* EXERCISE DESCRIPTION:
Where the line holding "Type out the text in this image." appears, start copying, and continue exactly through the last line of the listing, skipping pictures.

::::::

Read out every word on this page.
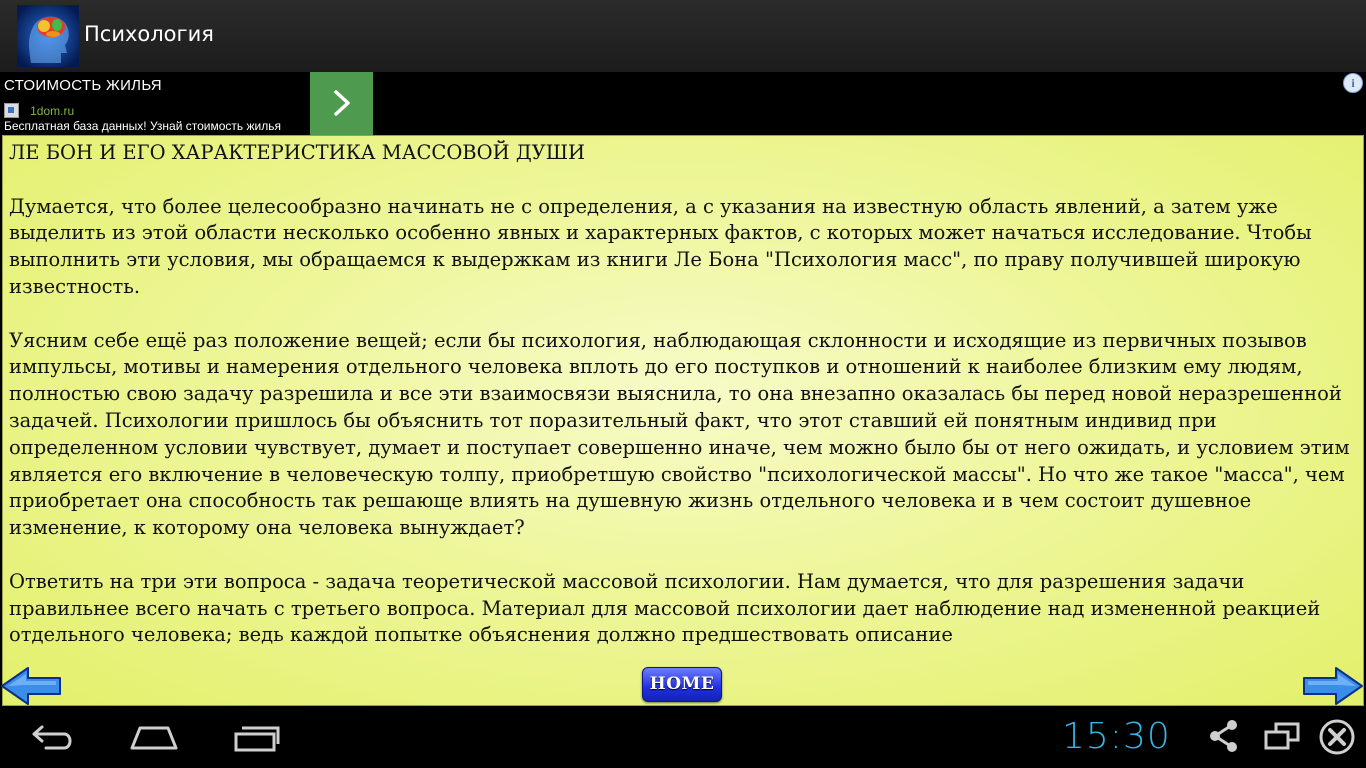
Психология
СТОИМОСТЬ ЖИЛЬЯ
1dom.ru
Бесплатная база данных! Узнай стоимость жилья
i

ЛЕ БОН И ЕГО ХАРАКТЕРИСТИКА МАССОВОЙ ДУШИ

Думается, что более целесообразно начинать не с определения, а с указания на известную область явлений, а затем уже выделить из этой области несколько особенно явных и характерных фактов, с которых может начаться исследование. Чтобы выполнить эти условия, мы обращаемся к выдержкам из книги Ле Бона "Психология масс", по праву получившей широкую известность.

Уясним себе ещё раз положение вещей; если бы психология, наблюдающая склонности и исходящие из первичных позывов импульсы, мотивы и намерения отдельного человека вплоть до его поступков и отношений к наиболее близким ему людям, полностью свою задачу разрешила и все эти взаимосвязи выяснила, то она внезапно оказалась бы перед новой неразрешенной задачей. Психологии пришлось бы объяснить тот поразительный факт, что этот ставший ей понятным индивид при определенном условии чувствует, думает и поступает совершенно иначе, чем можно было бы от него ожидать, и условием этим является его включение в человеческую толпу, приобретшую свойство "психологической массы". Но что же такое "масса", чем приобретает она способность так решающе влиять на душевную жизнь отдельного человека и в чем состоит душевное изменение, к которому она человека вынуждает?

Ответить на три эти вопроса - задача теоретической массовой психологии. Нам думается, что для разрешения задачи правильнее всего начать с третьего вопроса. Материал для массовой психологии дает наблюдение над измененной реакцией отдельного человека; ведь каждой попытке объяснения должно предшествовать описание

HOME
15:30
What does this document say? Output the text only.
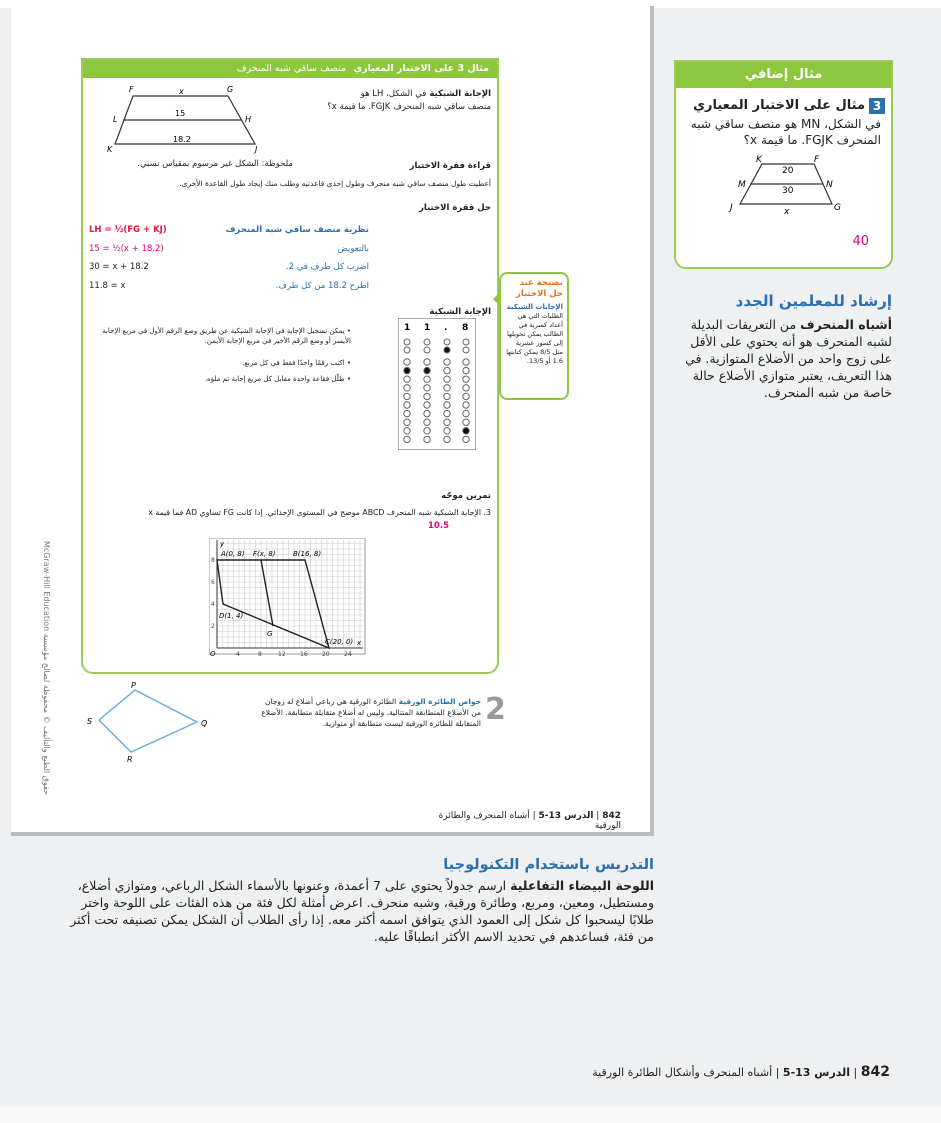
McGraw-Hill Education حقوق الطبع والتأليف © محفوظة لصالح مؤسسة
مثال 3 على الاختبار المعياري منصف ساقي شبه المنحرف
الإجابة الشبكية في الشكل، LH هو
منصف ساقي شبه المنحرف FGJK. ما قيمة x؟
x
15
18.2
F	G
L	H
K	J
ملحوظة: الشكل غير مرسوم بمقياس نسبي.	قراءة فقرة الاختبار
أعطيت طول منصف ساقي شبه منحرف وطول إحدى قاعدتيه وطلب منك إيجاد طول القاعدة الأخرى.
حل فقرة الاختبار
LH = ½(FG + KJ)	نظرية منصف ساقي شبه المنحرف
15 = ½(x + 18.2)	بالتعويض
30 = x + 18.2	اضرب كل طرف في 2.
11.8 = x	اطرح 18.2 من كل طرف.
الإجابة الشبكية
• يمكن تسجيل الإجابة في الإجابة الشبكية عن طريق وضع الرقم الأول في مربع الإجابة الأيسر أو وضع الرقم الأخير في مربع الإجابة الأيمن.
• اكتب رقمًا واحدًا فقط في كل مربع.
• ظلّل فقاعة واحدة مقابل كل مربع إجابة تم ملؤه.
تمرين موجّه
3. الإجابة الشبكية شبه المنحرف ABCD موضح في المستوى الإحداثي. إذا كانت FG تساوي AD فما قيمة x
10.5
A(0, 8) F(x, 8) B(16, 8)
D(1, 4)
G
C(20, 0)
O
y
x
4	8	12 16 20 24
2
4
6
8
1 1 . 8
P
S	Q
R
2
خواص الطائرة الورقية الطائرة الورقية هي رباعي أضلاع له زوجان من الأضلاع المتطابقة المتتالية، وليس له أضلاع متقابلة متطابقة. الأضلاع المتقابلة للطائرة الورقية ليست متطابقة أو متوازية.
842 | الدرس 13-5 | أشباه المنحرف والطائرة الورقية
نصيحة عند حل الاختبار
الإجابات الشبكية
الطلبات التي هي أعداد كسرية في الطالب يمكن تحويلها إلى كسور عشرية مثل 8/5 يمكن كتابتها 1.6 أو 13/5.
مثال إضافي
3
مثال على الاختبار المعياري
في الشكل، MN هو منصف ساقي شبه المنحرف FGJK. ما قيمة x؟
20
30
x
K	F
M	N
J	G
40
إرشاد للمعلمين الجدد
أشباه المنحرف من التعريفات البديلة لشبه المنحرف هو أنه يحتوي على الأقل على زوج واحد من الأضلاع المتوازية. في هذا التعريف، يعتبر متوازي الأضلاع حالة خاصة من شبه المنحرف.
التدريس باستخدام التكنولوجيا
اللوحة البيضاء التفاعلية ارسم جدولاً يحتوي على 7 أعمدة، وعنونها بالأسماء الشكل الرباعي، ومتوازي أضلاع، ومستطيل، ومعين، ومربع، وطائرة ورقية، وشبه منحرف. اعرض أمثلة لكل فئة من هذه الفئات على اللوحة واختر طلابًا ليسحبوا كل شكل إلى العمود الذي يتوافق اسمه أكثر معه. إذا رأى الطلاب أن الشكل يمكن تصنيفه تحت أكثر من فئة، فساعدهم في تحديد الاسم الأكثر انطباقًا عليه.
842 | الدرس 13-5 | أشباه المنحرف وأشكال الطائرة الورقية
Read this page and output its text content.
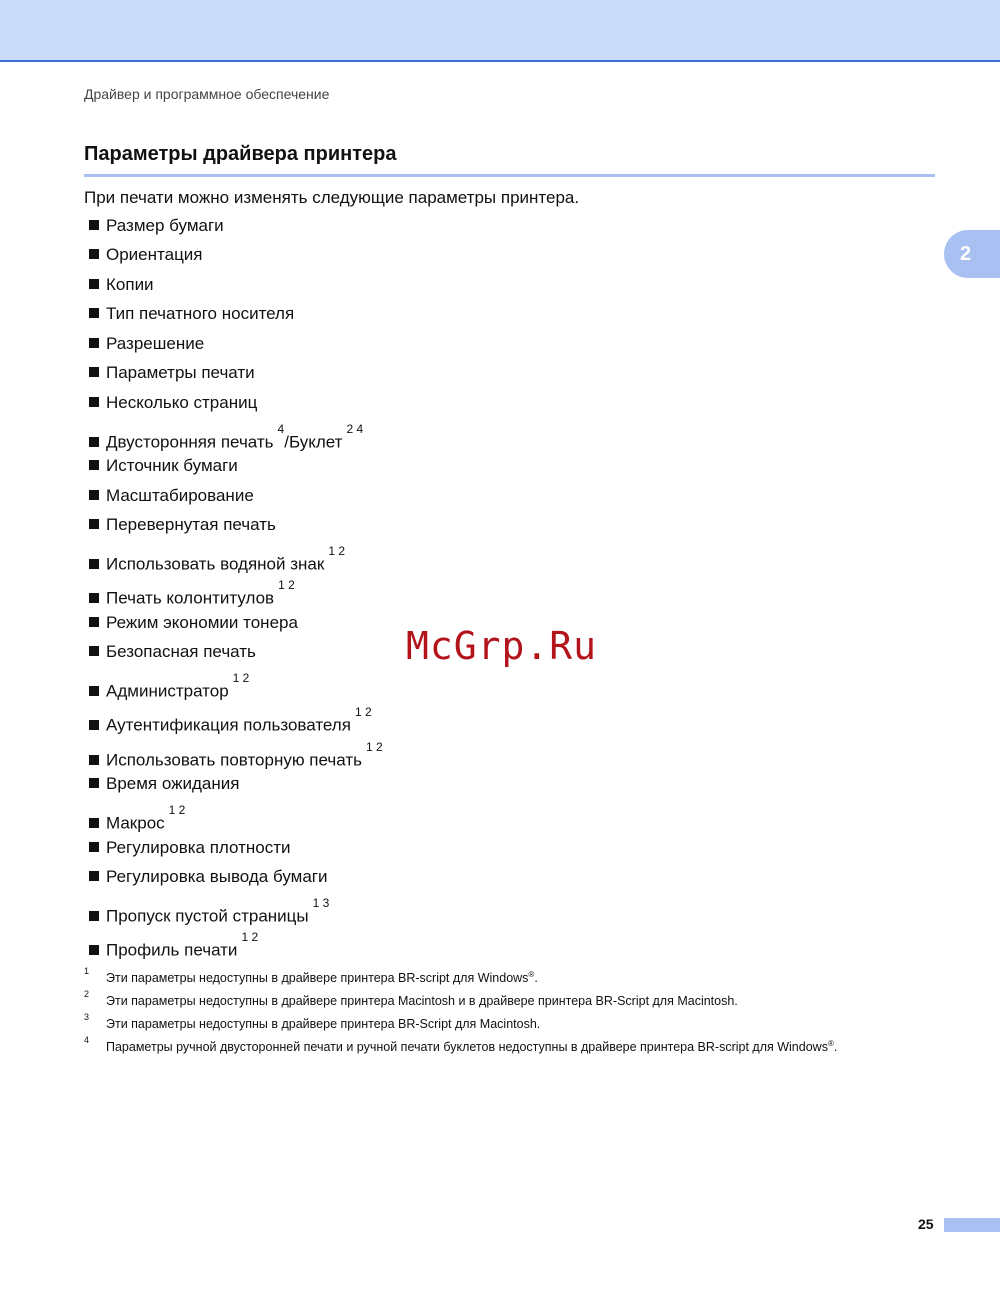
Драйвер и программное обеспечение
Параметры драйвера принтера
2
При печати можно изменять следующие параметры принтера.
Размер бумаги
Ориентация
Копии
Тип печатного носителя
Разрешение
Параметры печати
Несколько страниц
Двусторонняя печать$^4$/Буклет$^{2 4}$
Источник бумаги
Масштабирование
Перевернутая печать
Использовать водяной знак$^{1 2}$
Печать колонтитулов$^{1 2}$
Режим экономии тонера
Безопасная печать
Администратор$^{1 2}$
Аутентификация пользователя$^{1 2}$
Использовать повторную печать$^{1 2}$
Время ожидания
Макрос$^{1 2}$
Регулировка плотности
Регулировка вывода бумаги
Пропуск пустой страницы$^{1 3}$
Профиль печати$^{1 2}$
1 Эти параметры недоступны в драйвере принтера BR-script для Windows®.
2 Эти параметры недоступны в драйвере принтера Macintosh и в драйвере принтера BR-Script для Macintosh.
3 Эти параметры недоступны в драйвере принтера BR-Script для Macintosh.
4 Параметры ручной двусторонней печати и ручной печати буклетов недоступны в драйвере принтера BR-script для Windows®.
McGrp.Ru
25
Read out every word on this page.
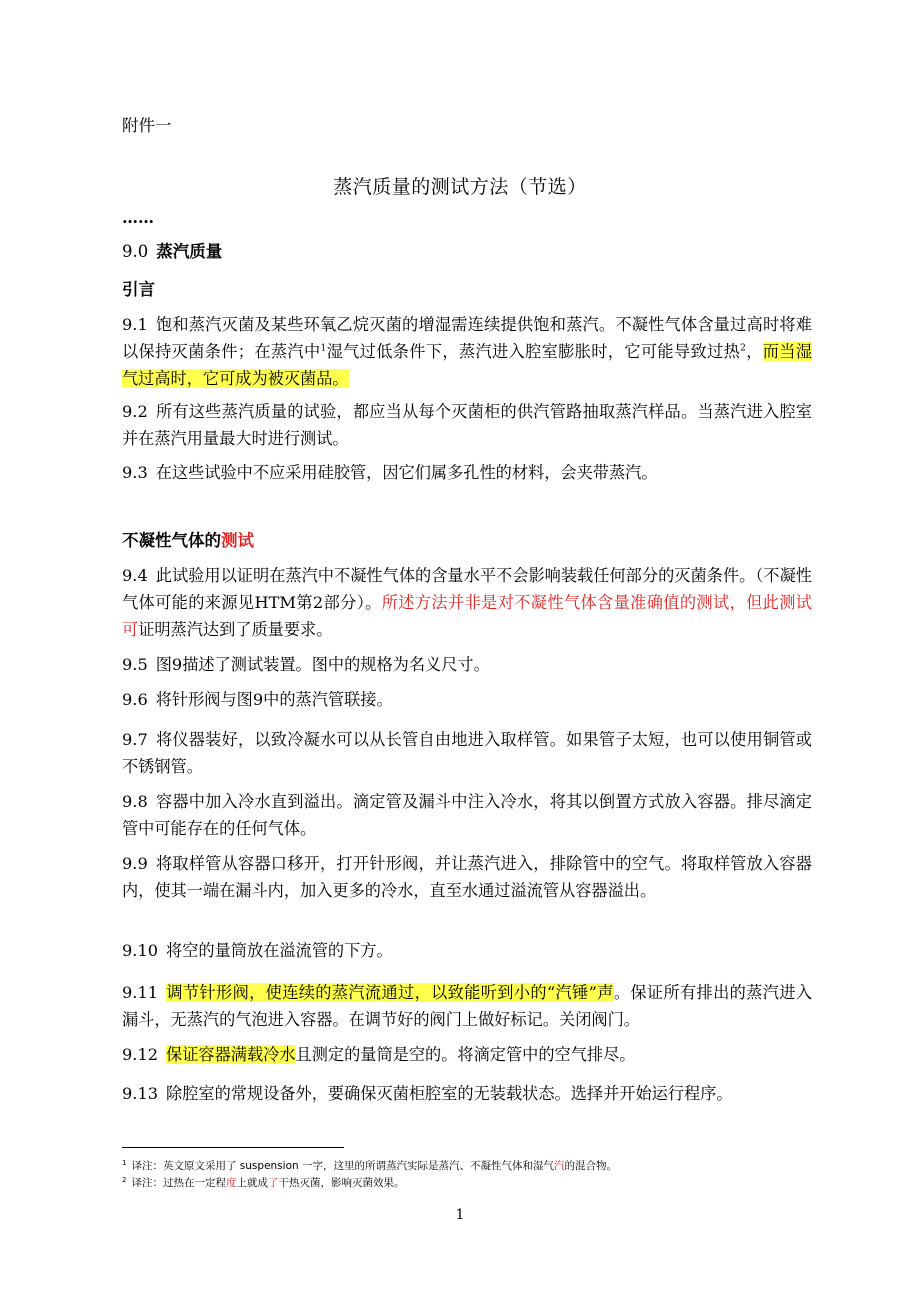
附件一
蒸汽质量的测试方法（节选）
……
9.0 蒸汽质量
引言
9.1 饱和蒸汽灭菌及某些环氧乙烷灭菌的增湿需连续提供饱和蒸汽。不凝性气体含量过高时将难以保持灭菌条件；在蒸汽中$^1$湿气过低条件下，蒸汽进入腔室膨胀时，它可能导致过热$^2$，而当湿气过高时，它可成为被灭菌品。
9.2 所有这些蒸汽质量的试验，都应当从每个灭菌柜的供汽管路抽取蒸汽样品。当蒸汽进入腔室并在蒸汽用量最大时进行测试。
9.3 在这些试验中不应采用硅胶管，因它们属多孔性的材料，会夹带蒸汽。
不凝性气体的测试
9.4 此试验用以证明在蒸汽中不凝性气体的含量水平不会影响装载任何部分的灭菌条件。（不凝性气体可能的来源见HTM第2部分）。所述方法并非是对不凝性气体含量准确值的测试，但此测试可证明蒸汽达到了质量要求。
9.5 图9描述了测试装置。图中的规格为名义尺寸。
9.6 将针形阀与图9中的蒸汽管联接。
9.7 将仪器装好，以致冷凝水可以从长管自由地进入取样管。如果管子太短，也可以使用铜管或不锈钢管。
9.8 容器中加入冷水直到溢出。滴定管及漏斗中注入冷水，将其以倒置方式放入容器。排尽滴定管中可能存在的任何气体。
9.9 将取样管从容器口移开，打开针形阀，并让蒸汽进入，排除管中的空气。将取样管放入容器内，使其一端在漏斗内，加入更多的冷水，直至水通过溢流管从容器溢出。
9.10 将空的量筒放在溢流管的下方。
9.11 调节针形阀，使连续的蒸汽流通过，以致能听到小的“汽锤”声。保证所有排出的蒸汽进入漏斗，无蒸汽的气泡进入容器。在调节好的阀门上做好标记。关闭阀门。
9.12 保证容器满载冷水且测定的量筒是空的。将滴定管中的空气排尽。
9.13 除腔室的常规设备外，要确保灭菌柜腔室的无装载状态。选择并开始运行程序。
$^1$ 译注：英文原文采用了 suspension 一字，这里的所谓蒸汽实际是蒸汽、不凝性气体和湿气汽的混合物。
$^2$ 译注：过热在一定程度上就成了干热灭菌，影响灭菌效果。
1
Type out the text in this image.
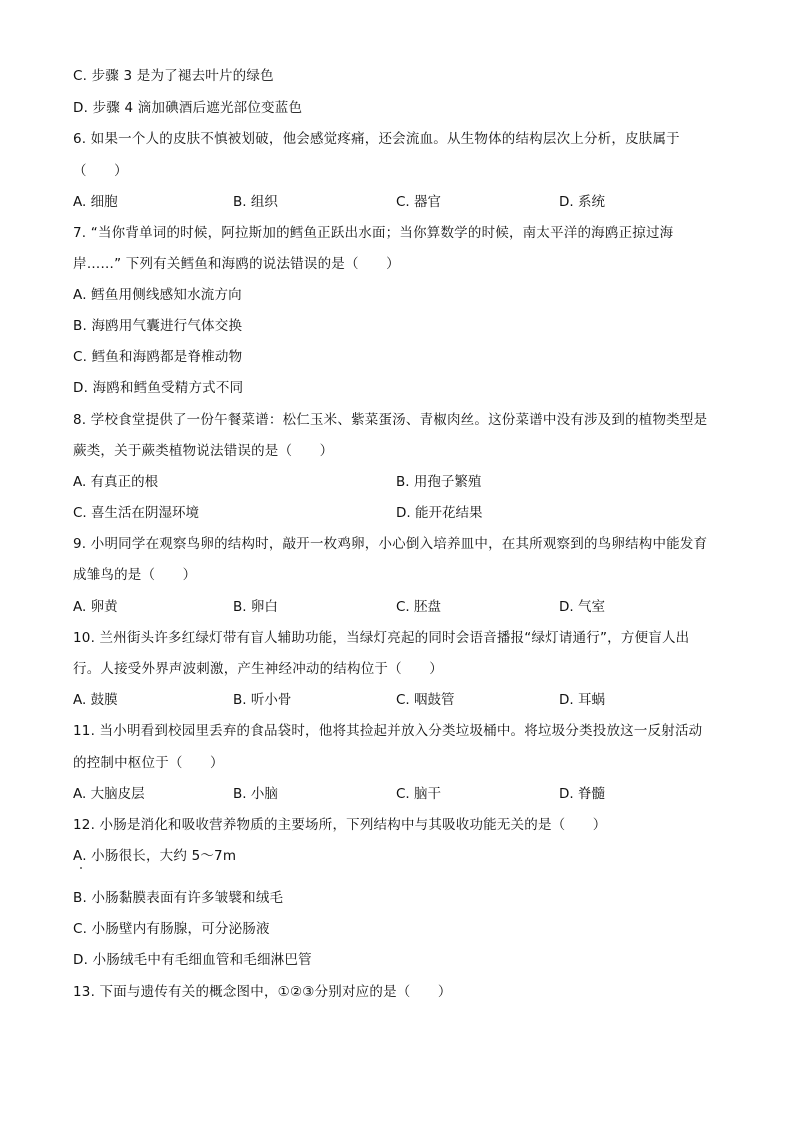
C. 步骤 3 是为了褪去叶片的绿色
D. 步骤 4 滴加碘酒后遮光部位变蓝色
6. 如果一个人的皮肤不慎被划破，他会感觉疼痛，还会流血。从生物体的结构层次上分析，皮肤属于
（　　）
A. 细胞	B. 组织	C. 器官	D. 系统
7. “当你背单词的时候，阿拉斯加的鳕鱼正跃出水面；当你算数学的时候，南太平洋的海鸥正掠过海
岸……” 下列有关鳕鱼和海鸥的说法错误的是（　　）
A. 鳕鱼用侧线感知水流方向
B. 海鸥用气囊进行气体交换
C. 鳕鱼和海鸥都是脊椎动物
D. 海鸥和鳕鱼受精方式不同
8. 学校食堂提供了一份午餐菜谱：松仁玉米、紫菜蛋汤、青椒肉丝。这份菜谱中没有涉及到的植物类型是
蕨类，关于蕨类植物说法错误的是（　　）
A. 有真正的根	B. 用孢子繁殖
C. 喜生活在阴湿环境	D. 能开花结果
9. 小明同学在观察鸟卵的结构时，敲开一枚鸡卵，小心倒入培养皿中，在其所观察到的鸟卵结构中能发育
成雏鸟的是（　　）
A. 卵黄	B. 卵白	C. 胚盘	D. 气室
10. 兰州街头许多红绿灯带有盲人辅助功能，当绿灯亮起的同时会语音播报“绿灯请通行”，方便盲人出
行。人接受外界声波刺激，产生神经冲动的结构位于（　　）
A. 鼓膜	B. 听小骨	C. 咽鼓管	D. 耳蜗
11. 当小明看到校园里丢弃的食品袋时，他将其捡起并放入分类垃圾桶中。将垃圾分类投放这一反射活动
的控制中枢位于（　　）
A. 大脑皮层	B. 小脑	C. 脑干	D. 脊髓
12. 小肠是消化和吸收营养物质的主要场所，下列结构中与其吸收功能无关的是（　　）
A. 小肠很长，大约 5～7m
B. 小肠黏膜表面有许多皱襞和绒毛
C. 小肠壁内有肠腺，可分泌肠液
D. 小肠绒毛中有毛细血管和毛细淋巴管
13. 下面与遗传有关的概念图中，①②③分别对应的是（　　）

::::::

* SOLUTION TO THIS PROBLEM:
Type out the text in this image.
C. 步骤 3 是为了褪去叶片的绿色
D. 步骤 4 滴加碘酒后遮光部位变蓝色
6. 如果一个人的皮肤不慎被划破，他会感觉疼痛，还会流血。从生物体的结构层次上分析，皮肤属于
（　　）
A. 细胞	B. 组织	C. 器官	D. 系统
7. “当你背单词的时候，阿拉斯加的鳕鱼正跃出水面；当你算数学的时候，南太平洋的海鸥正掠过海
岸……” 下列有关鳕鱼和海鸥的说法错误的是（　　）
A. 鳕鱼用侧线感知水流方向
B. 海鸥用气囊进行气体交换
C. 鳕鱼和海鸥都是脊椎动物
D. 海鸥和鳕鱼受精方式不同
8. 学校食堂提供了一份午餐菜谱：松仁玉米、紫菜蛋汤、青椒肉丝。这份菜谱中没有涉及到的植物类型是
蕨类，关于蕨类植物说法错误的是（　　）
A. 有真正的根	B. 用孢子繁殖
C. 喜生活在阴湿环境	D. 能开花结果
9. 小明同学在观察鸟卵的结构时，敲开一枚鸡卵，小心倒入培养皿中，在其所观察到的鸟卵结构中能发育
成雏鸟的是（　　）
A. 卵黄	B. 卵白	C. 胚盘	D. 气室
10. 兰州街头许多红绿灯带有盲人辅助功能，当绿灯亮起的同时会语音播报“绿灯请通行”，方便盲人出
行。人接受外界声波刺激，产生神经冲动的结构位于（　　）
A. 鼓膜	B. 听小骨	C. 咽鼓管	D. 耳蜗
11. 当小明看到校园里丢弃的食品袋时，他将其捡起并放入分类垃圾桶中。将垃圾分类投放这一反射活动
的控制中枢位于（　　）
A. 大脑皮层	B. 小脑	C. 脑干	D. 脊髓
12. 小肠是消化和吸收营养物质的主要场所，下列结构中与其吸收功能无关的是（　　）
A. 小肠很长，大约 5～7m
B. 小肠黏膜表面有许多皱襞和绒毛
C. 小肠壁内有肠腺，可分泌肠液
D. 小肠绒毛中有毛细血管和毛细淋巴管
13. 下面与遗传有关的概念图中，①②③分别对应的是（　　）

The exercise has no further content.